Статья:
※
В раннем реалистическом романе «Ярость» Кинг показывает нам Чарли Деккера, психически неуравновешенного подростка, который оказывается ввергнут в очень схожее с каллагеновским нигилистическое состояние. Даже выражения он употребляет почти те же, что и Каллаген: его очень тревожит абсурдность мира, в котором что-то происходит просто потому что происходит, и потому может случиться все, что угодно.

Можно жить, убеждая себя, что жизнь логична, прозаична и разумна. Прежде всего разумна. Я мыслю — следовательно, я существую. На моем лице волосы, поэтому я бреюсь. Моя жена и ребенок погибли в автокатастрофе, поэтому я молюсь. Все это абсолютно логично и разумно. Мы живем в наилучшем из возможных миров.

Но у каждого человека есть два лица: весельчак по имени Джекил и его антипод — мрачный мистер Хайд, зловещая личность по ту сторону зеркала, которая никогда не слышала о бритвах, молитвах и логичности Вселенной. Вы поворачиваете зеркало боком и видите в нем отражение своего лица: наполовину безумное, наполовину осмысленное. Астрономы называют линию между светом и тьмой терминатором.

Обратная сторона говорит, что логика Вселенной — это логика ребенка в ковбойском костюмчике, размазанного по бетону шоссе вместе со своими леденцами. Это логика напалма, паранойи, террористических актов, случайной карциномы. Это логика пожирает саму себя. Она утверждает, что жизнь — это обезьяна на ветке, что жизнь истерична и непредсказуема как монетка, которую вы подбрасываете, чтобы выяснить, кто будет оплачивать ленч.

Я понимаю, что до поры вам удается не замечать эту обратную сторону. Но все равно вы неминуемо с нею сталкиваетесь, когда несколько бравых парней решают прокатиться по Индиане, попутно стреляя в детей на велосипедах. Вы сталкиваетесь с ней, когда ваша сестра говорит, что спустится на минутку в универмаг, и там ее убивают во время вооруженного налета.

И эта фатальность, она не только вокруг вас. Она и внутри вас, прямо сейчас, растет и развивается в темноте...

[20, с. 33-34]

В «Ярости» Чарли остался безутешен перед зрелищем разверзшейся перед ним бездны. Мир распался для него на череду бездушных, материалистических случайностей («колесо рулетки»), и уже не собрался обратно ни во что доброе и осмысленное.

Я закрыл глаза и уронил голову на руки. Передо мной был серый цвет. Ничего, кроме серой пустоты. Никакого света.

[20, с. 177]

Чарли постиг крах. Каллаген, тоже преследуемый мыслями о хаотичности бытия и непредсказуемости обрушивающихся на людей несчастий, тем не менее, избежал злосчастной судьбы юного нигилиста. Почему? Да потому что ему явилось самое настоящее, неподдельное зло — да, в жутком, «гротескном» облике вампира Барлоу, — и явилось беспредельно ясно и отчетливо. В результате пути героев «Ярости» и «Судьбы Иерусалима» разошлись: Чарли, не выдержав испытания абсурдом и утратой «невинности духа», сам стал безумцем и убийцей, обратясь против других людей; а вот Каллаген получил-таки чаемый шанс «сражаться и умереть во имя Божье», в схватке с «реальным противником». И его вера, по сути, готовила его к этому, совершая в его сознании ту самую работу по претворению отдельных «грехов и грешочков» в обобщенный образ великого Зла.
※
Данные:
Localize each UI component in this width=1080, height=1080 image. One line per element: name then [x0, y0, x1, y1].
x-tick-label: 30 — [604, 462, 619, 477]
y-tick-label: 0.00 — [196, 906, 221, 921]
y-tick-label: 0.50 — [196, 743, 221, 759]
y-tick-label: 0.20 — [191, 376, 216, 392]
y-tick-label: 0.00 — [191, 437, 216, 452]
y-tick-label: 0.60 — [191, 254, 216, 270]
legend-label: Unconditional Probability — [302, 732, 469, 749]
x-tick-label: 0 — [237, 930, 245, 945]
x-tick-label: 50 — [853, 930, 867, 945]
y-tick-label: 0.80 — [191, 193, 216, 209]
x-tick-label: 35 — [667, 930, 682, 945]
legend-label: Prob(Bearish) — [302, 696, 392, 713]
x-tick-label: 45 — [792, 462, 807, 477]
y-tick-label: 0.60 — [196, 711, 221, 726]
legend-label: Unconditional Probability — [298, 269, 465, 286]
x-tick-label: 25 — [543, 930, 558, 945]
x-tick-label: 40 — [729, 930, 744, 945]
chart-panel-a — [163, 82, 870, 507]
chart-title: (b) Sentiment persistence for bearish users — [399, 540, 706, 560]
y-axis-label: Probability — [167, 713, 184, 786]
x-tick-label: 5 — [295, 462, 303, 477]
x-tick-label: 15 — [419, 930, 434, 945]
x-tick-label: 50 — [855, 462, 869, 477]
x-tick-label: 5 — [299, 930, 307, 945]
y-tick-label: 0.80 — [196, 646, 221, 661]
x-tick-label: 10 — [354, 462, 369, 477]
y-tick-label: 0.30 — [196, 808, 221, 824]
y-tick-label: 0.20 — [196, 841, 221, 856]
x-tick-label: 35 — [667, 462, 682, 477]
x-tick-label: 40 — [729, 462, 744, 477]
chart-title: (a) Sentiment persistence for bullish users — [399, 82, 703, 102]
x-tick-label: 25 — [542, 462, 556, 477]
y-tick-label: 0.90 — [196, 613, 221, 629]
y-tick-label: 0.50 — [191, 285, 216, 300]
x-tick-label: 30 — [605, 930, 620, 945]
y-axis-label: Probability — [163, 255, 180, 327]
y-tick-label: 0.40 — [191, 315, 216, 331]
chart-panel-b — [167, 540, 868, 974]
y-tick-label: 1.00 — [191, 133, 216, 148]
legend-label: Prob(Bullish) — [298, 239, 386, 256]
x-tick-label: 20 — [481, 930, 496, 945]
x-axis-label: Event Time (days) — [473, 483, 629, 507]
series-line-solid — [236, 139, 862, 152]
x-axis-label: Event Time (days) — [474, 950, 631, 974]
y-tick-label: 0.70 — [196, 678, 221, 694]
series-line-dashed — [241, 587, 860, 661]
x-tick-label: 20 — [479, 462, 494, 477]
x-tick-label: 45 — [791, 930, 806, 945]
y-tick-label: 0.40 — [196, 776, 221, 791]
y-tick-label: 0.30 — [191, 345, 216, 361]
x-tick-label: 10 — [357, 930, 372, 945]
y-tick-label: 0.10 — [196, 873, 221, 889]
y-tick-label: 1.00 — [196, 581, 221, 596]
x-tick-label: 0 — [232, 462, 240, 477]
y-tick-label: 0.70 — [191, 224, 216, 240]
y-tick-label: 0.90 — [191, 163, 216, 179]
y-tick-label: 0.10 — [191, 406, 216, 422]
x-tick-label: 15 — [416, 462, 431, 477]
※
Задание: Кем, согласно статье о романах Кинга, стал Чарли, не выдержав испытания абсурдом и утраты «невинности духа»?

Ответ: Безумцем и убийцей, обратившимся против других людей.